■ **AIM OF THE TASK**
Each line holding the word "Economic" counts once; give the total and nothing more.

■ **MATERIAL SHOWN**
....................

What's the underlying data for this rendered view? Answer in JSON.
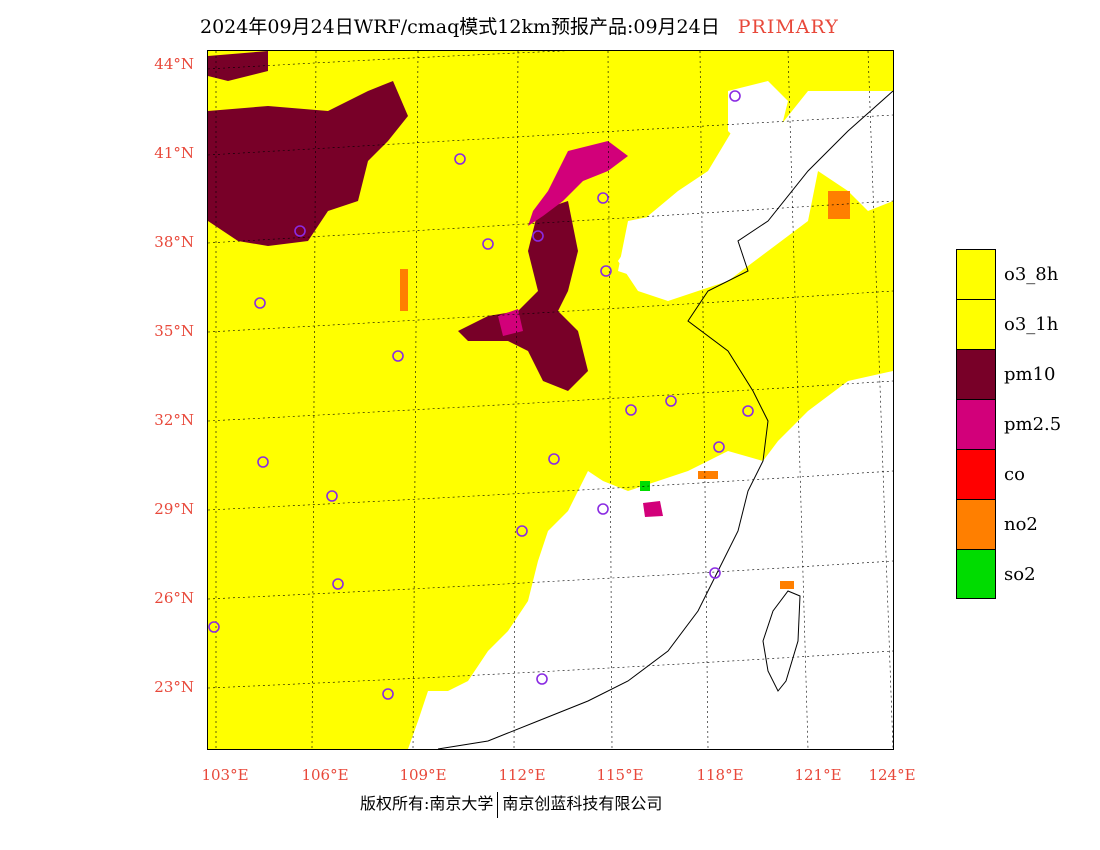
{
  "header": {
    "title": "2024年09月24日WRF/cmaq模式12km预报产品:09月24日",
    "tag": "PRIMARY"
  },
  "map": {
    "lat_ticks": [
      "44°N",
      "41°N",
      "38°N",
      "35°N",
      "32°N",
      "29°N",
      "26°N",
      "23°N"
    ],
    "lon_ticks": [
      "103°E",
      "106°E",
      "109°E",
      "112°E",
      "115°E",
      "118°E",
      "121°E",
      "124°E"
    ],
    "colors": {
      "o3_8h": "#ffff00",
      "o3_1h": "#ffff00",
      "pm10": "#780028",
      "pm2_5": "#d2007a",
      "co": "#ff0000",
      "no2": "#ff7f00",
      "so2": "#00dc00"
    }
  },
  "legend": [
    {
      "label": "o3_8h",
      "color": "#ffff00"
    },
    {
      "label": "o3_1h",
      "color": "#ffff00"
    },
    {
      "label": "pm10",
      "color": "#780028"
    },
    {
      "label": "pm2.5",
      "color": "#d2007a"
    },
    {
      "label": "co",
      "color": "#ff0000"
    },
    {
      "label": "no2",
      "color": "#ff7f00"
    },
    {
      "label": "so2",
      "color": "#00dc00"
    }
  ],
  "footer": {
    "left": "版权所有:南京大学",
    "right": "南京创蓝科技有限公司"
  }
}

....................

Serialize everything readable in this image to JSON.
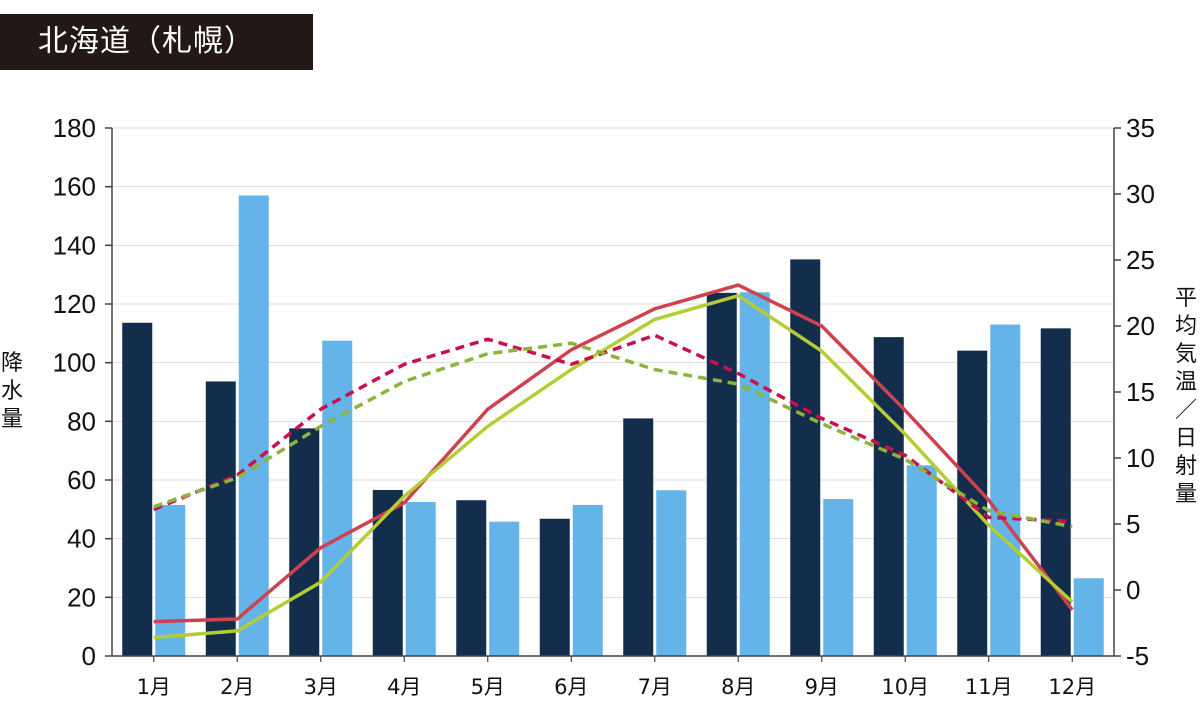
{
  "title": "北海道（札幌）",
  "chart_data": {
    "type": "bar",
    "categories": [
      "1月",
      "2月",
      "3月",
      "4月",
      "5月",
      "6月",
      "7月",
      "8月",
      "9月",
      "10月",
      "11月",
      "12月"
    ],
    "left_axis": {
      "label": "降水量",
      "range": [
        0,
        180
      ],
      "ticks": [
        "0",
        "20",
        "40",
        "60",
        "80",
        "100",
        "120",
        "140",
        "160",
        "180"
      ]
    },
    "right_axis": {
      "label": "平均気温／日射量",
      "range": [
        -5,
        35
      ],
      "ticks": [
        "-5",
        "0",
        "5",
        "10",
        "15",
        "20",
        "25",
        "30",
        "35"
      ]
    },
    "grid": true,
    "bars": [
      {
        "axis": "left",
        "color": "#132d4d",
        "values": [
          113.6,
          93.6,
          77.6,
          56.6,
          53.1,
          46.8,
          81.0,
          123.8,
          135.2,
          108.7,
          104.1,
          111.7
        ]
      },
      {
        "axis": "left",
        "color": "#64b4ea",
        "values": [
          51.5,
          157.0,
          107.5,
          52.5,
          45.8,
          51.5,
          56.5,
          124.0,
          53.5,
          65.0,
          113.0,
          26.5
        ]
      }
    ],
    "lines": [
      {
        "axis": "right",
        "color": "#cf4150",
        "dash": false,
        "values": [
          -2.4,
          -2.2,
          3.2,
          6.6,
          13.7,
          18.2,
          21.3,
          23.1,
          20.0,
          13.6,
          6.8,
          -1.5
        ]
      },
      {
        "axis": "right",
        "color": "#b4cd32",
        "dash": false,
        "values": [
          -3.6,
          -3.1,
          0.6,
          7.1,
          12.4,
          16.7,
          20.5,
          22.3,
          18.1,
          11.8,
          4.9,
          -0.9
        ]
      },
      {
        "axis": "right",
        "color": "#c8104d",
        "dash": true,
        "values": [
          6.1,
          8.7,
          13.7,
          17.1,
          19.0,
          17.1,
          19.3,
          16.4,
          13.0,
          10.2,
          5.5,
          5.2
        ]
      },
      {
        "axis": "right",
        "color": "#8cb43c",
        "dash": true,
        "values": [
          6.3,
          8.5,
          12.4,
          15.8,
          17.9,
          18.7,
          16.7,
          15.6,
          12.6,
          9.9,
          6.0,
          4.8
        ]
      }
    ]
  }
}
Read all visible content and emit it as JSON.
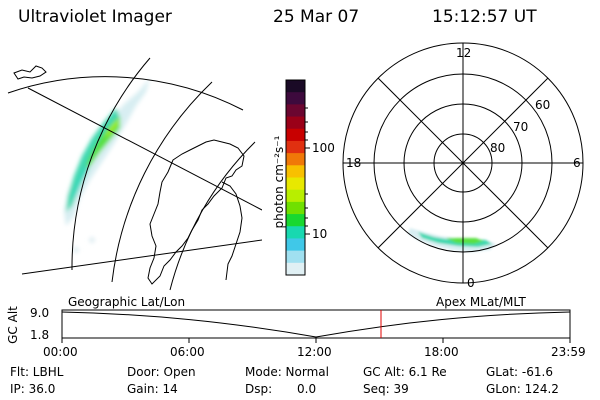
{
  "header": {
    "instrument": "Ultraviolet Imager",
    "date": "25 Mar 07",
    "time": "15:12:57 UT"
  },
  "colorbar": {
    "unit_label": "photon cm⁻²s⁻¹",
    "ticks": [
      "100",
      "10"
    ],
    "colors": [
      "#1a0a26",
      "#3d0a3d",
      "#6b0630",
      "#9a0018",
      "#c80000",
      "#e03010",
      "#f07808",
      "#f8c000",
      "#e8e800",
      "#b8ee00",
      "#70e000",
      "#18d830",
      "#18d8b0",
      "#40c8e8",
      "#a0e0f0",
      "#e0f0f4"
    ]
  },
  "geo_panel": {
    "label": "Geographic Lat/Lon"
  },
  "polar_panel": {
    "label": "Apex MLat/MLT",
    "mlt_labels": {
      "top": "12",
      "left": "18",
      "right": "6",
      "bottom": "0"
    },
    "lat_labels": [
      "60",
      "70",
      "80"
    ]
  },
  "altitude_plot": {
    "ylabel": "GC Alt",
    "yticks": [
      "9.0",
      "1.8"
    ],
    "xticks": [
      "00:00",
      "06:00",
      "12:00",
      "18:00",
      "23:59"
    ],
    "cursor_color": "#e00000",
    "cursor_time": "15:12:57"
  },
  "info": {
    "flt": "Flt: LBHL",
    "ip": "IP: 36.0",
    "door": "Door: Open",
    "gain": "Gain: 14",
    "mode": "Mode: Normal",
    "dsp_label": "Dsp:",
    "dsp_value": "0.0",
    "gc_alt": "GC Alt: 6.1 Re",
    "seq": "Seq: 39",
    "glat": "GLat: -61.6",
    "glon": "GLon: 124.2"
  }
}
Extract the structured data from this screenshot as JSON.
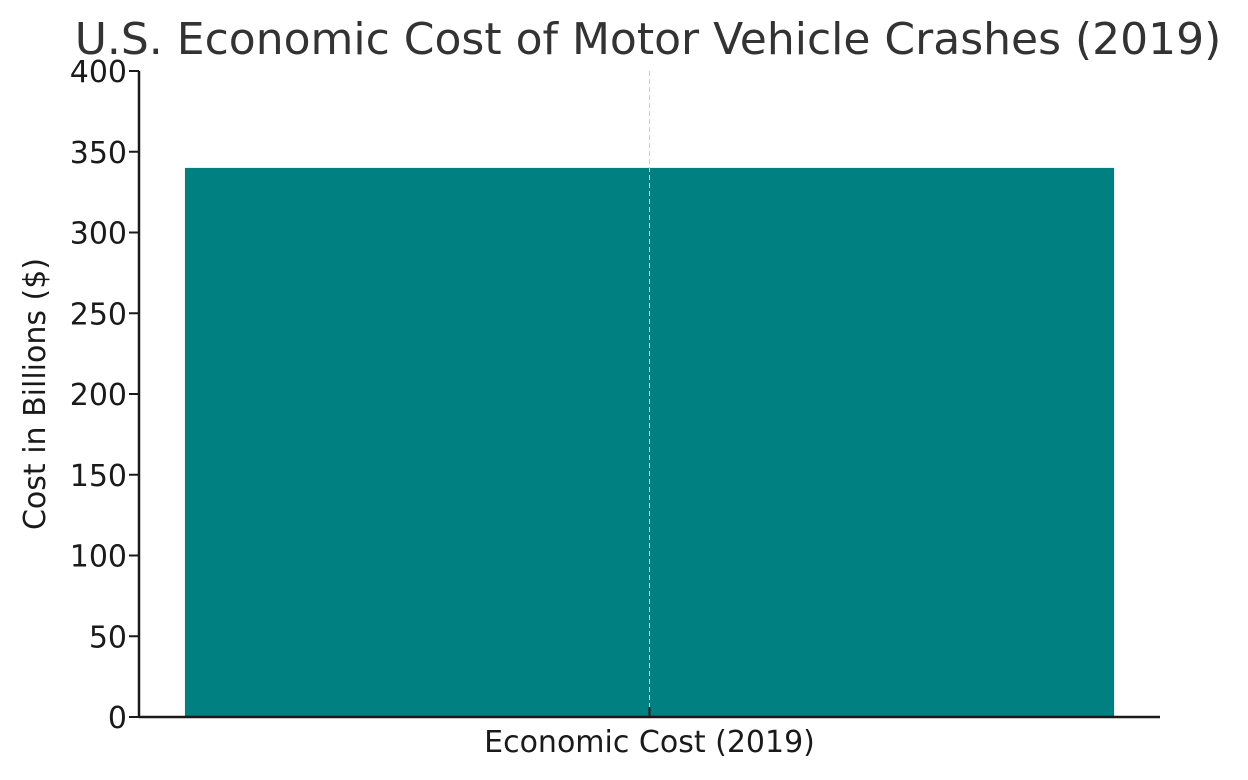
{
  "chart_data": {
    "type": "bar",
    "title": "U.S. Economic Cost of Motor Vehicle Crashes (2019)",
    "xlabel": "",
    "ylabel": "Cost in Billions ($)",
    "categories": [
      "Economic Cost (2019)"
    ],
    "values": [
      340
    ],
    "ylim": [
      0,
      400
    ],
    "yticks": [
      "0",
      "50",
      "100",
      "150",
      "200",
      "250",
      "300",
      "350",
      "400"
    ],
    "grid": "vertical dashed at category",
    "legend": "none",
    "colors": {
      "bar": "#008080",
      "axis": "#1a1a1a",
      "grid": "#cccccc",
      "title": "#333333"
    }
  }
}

....................

■ **REPLY**
2